# Can I see your mini shelter pics and pens?



## Frozenloc2 (Jan 13, 2008)

I would love to see pics of what you use for shelter for your mini's and what there pens look like. I'm looking to make more pens but would like to see different ideas of setups.


----------



## liz (Oct 5, 2007)

I have pics of my barn and pens (I think) in the Barnyard Bonanza Forum....it did start out as a 10x10 to house 2 does and 1 buck but has grown in the last 6 years!


----------



## Cinder (Mar 3, 2008)

Well, it's not much but here's my chicken run which my ND's also call home:










Here's the dogloo that they sleep in right now. We will be building them something bigger and better before this coming winter but they seem to really like the comfyness of it.










Their absolute favorite spot to be is on top of the rabbit hutch in the background. They also love to be "king of the hill' on either of the two dogloos.


----------



## Frozenloc2 (Jan 13, 2008)

Where can I get the large wire spools from?


----------



## Cinder (Mar 3, 2008)

Honestly, I had a hard time finding them myself. I happened to see some in a field next to a concrete company (don't know why they had them) and stopped and asked if I could have a few. He said sure, take all I want.

I do know that cable companies and electric companies have them. Check your yellow pages. Also, try Craigslist - put a 'wanted' ad on there and also watch to see for any listed. Use keywords like "spools", "cable-reels" to locate them.

Good luck - my goats love to get up on them. We used an old wood car ramp as the ramp to let then get up on them (although my larger goat just jumps up to them), my hubby attached pieces of wood every few inches on the ramp to give them traction.


----------



## goatstafson (Nov 20, 2007)

I got cable spools free from my electric company. It is hard to find someone by phone that can help you, but if you go into your electric company, they will probably no right off who to talk too. In my area they have to pay to dispose of them at the dump, so they are more than happy to give away any that they can. I will try to get a picture of my goats setup tomorrow. But it is pretty much all cable spools and igloo dog houses. I have the dog houses mounted onto of cable spools and the goats absolutely love to sleep in there!


----------

Item position entries =
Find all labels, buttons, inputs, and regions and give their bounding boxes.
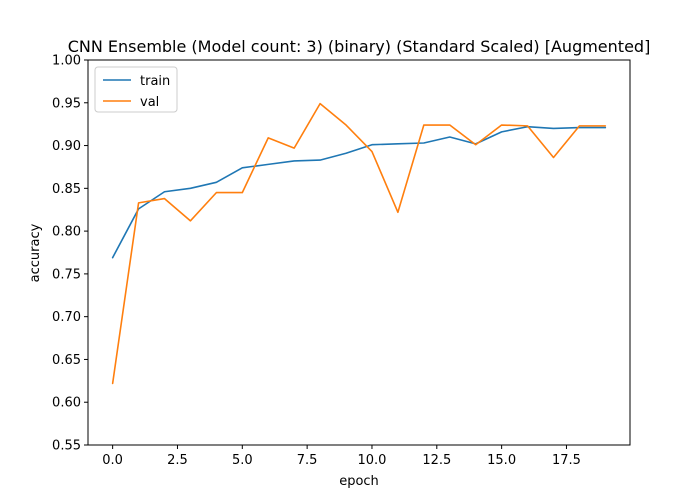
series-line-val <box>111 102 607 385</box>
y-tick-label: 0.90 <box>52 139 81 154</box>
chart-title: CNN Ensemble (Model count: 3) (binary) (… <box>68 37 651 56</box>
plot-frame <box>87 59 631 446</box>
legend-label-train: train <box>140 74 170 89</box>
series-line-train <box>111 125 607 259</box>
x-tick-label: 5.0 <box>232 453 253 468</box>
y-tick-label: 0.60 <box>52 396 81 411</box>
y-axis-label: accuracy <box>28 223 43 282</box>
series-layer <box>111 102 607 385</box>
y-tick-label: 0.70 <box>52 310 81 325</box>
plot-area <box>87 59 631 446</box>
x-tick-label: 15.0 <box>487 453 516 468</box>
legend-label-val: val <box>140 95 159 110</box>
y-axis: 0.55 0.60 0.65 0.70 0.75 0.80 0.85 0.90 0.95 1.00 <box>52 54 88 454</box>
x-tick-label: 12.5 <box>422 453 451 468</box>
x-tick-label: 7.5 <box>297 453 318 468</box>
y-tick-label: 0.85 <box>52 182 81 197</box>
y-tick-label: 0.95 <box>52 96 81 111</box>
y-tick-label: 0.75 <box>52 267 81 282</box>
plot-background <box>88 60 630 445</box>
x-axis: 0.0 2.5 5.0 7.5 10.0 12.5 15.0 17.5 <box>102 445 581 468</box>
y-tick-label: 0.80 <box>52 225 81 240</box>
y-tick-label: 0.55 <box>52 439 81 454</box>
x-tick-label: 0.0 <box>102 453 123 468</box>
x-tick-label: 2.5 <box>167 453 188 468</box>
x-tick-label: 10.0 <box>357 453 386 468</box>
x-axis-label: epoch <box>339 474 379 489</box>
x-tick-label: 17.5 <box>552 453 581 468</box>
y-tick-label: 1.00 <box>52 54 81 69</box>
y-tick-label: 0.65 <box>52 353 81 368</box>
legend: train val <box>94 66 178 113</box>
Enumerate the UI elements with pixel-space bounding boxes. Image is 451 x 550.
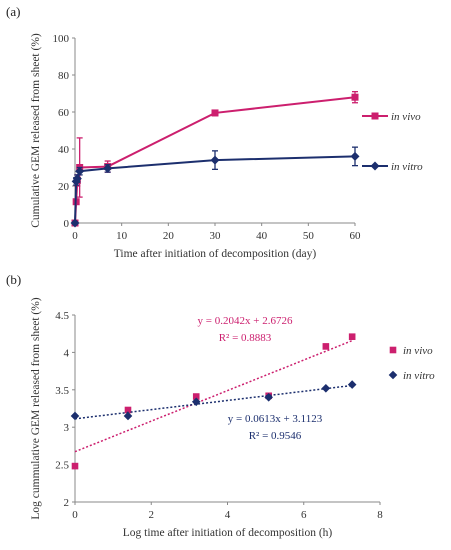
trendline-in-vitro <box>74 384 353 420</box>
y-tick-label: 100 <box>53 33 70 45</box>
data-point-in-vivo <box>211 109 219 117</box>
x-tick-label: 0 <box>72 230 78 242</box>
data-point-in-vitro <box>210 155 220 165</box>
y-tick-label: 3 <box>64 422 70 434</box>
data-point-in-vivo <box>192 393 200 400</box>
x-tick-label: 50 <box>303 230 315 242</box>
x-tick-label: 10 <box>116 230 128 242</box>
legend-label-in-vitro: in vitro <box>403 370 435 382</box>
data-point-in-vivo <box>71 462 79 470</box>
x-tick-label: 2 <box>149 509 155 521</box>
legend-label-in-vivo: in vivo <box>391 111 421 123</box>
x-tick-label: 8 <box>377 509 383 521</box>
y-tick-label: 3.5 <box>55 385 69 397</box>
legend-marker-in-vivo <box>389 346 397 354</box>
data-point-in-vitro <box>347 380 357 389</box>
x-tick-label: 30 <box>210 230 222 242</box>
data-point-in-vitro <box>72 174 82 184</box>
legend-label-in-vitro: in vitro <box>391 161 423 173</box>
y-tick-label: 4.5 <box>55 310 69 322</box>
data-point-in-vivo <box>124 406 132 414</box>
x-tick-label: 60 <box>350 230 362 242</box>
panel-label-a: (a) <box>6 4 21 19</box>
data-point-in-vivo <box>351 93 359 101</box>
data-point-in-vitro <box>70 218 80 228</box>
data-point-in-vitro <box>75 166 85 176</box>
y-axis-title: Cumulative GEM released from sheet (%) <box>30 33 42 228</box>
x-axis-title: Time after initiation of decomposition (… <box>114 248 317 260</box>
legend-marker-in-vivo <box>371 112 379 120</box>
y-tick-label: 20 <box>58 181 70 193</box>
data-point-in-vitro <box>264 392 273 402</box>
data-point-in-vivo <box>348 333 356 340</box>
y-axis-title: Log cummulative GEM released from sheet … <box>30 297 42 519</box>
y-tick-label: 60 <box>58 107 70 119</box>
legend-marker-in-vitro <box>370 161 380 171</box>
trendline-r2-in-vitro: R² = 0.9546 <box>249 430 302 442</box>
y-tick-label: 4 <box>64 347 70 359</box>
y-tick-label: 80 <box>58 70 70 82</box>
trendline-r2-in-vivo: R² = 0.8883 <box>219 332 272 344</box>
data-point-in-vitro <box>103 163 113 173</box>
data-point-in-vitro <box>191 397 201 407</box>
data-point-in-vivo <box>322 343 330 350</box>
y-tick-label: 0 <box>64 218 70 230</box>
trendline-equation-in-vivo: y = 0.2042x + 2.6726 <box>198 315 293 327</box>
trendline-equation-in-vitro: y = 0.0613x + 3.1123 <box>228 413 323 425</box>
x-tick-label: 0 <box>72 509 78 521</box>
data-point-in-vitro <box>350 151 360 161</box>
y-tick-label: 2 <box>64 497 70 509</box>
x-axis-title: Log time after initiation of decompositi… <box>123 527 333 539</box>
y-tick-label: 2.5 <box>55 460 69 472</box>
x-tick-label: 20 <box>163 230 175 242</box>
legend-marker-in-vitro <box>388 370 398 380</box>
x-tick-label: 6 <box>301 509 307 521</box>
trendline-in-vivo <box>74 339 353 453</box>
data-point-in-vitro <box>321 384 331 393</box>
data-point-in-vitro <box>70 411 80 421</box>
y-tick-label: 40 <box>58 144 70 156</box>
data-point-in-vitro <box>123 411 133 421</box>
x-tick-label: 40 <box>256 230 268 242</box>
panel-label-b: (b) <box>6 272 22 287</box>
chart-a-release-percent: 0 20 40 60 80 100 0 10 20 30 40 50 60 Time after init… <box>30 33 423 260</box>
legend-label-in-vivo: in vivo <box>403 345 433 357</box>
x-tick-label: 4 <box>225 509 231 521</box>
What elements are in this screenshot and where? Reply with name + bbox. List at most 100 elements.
* * *
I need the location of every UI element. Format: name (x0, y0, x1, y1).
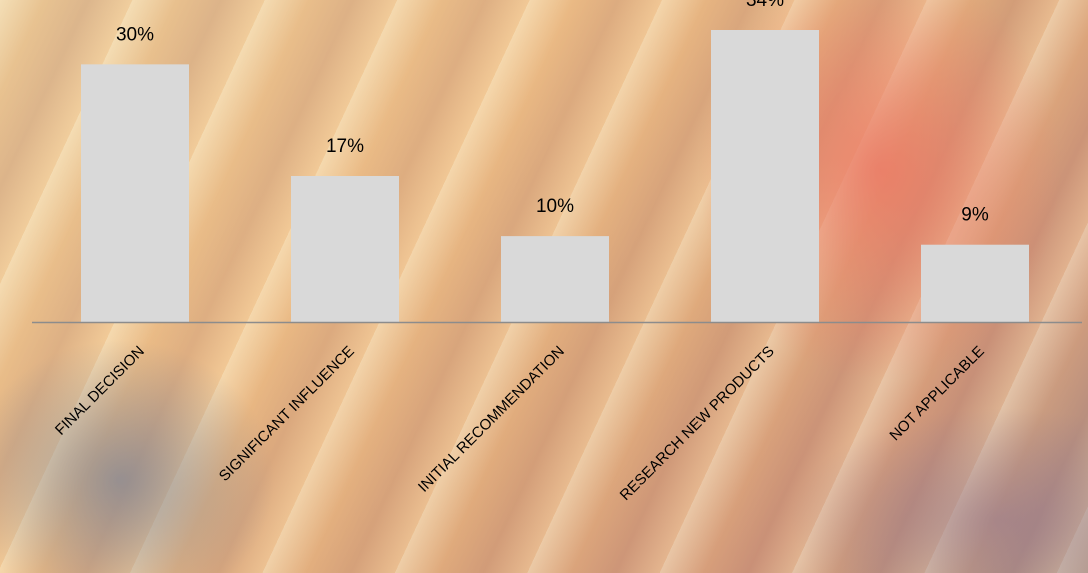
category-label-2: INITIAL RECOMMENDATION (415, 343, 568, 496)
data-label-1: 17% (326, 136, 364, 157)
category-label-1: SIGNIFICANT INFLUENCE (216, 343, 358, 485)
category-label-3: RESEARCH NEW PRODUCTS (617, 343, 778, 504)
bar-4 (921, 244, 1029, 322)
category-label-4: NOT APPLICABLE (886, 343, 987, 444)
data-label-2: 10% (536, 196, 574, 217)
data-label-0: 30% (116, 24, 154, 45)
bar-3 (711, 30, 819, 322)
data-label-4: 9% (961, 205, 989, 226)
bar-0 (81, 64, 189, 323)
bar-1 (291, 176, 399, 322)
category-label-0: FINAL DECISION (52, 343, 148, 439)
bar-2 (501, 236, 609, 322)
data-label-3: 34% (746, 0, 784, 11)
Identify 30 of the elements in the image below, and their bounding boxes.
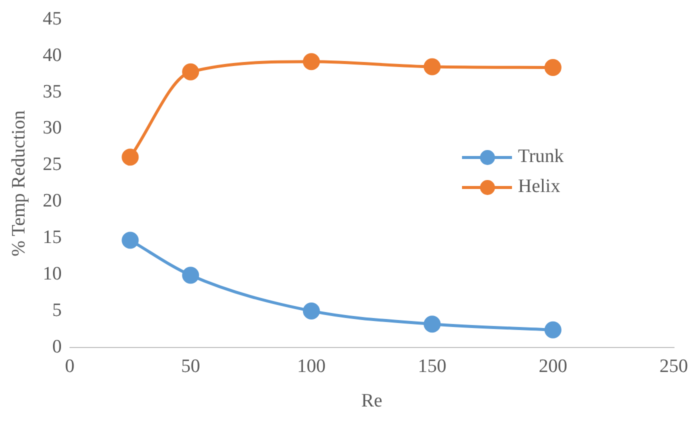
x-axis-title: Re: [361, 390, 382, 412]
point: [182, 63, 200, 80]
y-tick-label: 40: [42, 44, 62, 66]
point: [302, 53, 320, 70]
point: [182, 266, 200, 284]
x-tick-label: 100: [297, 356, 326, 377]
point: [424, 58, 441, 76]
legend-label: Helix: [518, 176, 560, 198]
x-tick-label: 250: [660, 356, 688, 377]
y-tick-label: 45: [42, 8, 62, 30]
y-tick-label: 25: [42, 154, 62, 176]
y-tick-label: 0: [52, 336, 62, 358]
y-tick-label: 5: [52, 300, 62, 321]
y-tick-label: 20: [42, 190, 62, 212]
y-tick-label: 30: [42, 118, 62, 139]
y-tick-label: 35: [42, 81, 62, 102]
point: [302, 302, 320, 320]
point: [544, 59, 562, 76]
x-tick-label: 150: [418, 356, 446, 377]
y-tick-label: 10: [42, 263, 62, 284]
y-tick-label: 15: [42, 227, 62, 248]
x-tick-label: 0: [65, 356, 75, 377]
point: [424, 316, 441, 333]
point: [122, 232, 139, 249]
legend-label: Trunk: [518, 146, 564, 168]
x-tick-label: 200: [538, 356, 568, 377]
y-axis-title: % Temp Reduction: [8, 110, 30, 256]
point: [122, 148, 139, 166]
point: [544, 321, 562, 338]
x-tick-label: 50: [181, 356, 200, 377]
--
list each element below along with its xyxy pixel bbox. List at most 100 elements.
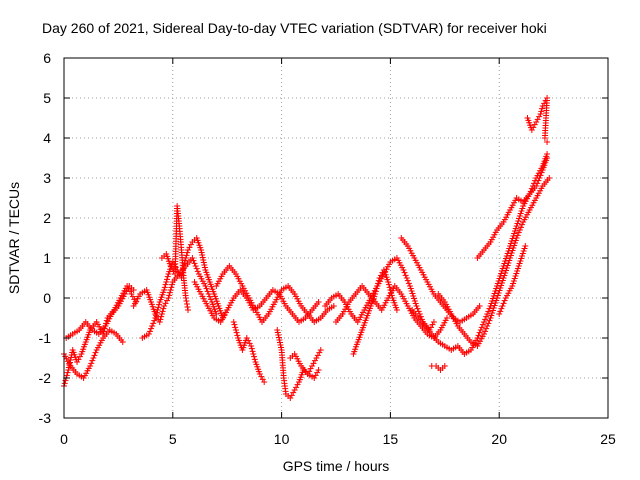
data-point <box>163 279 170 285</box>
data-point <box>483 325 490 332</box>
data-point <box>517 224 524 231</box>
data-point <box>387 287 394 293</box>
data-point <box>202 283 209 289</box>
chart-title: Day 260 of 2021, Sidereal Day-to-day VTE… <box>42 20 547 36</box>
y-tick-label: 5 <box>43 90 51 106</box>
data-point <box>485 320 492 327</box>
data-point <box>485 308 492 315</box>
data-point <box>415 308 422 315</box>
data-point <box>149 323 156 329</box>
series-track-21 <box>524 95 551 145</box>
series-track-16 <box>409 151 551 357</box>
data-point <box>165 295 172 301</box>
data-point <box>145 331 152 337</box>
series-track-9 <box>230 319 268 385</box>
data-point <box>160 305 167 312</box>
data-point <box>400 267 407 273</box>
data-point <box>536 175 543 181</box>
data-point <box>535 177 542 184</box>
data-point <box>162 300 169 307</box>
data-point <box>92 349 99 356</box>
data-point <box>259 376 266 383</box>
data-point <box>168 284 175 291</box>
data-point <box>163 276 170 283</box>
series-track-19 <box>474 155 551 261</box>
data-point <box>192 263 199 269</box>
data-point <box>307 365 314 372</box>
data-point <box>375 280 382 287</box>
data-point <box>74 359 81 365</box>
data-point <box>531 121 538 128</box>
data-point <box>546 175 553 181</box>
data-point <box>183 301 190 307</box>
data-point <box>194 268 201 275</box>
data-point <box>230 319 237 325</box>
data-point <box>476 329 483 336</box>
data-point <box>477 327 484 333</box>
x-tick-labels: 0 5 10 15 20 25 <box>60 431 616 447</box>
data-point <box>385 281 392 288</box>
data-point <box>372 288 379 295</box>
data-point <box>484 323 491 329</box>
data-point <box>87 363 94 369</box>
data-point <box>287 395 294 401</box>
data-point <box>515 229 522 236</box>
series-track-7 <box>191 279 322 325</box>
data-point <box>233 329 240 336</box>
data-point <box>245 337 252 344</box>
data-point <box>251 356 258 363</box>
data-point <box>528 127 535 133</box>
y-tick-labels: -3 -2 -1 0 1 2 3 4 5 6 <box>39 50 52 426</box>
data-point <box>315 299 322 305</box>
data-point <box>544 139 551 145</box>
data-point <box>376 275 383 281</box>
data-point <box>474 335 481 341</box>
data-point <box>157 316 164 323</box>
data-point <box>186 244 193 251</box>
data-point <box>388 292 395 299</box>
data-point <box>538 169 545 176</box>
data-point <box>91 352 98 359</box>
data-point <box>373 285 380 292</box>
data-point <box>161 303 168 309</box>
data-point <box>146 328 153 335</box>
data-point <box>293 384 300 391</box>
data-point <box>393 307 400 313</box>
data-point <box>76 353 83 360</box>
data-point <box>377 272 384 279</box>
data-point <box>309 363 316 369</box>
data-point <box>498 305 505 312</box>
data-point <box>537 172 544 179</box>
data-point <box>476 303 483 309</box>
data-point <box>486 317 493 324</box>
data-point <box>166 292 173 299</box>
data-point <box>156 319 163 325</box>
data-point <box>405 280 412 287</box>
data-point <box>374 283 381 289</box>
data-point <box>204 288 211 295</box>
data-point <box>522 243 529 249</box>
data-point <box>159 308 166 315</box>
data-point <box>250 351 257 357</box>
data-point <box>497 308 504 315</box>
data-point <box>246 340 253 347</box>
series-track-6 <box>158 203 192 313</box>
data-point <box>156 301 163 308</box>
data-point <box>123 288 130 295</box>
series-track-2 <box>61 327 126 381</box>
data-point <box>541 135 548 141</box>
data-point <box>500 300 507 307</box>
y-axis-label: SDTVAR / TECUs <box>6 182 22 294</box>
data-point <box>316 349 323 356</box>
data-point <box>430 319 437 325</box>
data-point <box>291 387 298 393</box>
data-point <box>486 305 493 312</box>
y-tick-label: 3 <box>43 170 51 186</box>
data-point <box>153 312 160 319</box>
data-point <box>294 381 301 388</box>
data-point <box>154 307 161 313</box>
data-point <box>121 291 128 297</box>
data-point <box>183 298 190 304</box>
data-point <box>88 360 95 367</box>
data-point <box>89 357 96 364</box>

Problem requirements = Return the passage of the thread on mini shelters and pens starting at "Good luck - my" and ending at "(Nov 20, 2007)", copied word for word.

Solution for this exercise =
Good luck - my goats love to get up on them. We used an old wood car ramp as the ramp to let then get up on them (although my larger goat just jumps up to them), my hubby attached pieces of wood every few inches on the ramp to give them traction.


----------



## goatstafson (Nov 20, 2007)